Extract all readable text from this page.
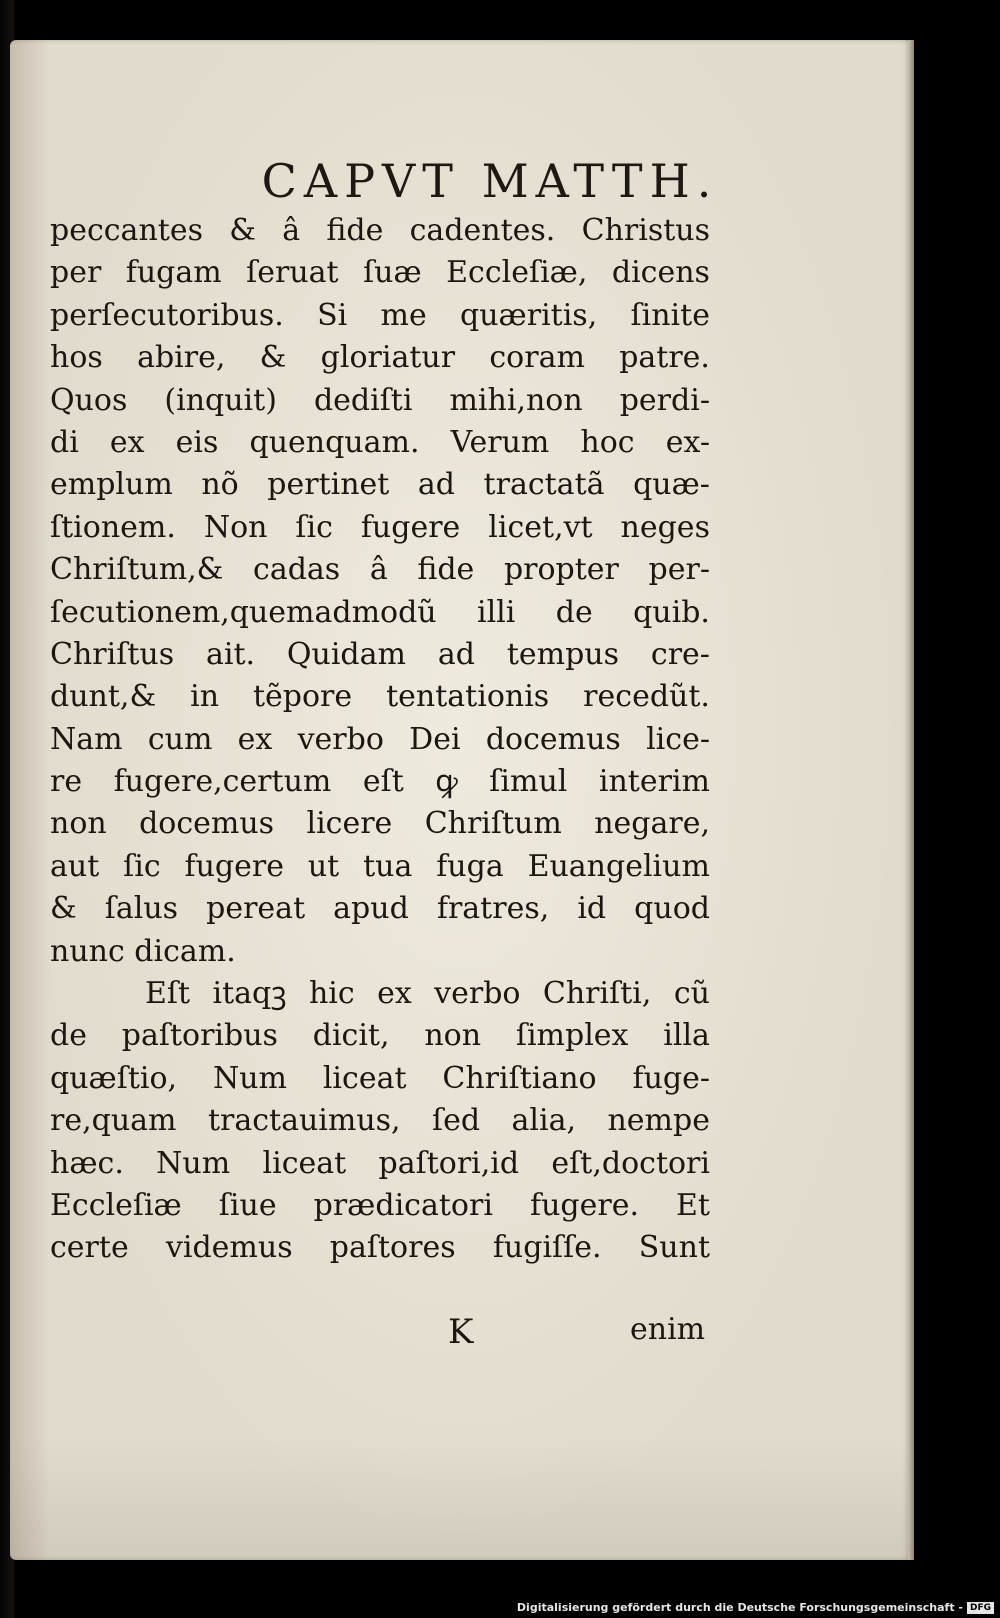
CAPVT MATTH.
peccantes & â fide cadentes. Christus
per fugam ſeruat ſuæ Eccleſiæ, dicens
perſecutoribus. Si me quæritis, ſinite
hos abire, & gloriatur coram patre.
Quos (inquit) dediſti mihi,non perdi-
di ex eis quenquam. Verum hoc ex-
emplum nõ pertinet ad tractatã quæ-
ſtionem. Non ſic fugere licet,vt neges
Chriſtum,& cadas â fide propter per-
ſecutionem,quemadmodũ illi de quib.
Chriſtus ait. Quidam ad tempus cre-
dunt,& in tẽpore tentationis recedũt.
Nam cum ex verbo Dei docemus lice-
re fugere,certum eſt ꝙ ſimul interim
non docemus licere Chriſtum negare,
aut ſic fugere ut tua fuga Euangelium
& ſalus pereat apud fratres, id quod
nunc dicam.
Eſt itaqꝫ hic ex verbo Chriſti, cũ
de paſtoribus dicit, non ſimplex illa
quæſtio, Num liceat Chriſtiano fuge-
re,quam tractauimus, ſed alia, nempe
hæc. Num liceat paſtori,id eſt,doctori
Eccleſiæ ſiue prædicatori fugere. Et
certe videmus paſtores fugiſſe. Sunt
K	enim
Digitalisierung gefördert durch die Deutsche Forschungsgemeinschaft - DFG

○ ○ ○

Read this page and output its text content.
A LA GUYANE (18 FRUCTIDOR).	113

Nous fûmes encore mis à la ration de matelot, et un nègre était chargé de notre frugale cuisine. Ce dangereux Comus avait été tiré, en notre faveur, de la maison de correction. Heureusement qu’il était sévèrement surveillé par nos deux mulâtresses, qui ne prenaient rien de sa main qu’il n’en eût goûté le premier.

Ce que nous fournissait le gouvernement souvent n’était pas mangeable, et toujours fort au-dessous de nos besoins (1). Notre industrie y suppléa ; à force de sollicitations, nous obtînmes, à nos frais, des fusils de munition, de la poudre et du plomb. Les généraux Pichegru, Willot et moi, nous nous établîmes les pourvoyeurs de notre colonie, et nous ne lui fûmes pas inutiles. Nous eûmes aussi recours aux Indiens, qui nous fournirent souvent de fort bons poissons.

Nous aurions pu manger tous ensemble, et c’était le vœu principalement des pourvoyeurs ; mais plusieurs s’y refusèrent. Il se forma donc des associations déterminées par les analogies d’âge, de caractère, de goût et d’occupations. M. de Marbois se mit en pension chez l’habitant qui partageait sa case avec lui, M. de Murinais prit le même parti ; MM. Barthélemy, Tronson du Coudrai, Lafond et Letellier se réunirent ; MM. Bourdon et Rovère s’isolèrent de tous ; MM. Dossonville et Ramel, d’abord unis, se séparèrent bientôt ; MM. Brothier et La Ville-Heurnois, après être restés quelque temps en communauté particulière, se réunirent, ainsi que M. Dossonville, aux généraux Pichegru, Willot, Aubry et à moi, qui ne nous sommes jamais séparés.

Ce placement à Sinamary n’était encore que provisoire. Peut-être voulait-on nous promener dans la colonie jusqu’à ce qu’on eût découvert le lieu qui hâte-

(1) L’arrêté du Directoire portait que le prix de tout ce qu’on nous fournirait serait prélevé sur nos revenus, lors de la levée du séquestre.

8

○ ○ ○

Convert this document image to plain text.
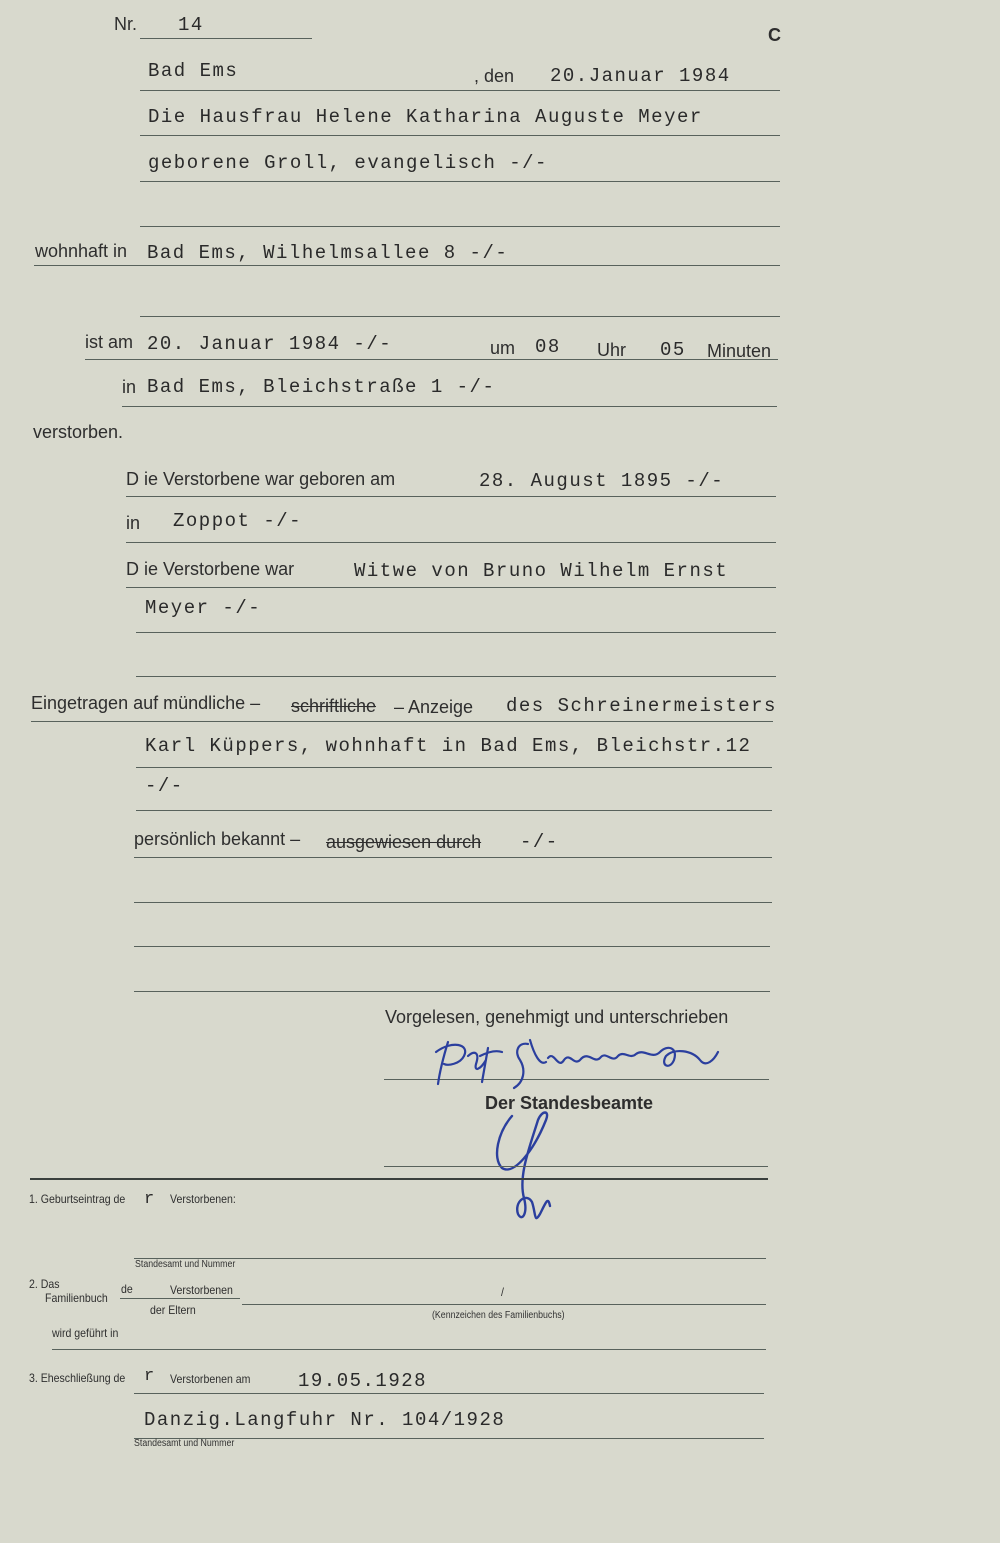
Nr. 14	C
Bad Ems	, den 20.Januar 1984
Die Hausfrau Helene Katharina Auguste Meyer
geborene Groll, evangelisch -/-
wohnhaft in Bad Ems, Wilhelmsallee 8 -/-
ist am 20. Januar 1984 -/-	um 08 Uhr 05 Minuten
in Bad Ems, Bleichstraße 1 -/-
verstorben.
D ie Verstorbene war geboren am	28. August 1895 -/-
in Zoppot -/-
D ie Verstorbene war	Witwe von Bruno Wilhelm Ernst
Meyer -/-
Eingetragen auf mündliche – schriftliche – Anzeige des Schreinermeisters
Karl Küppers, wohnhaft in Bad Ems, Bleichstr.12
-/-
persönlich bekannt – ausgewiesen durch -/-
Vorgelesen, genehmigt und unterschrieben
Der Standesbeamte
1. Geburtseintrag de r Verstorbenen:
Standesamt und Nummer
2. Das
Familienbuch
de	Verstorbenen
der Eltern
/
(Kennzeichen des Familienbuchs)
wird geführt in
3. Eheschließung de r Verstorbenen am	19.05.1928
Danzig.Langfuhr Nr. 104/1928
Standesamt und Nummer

○ ○ ○

#### Exercise directions
Copy out every line of the listing that contains the string "Eccleſiæ".

#### Solved problem
per fugam ſeruat ſuæ Eccleſiæ, dicens
Eccleſiæ ſiue prædicatori fugere. Et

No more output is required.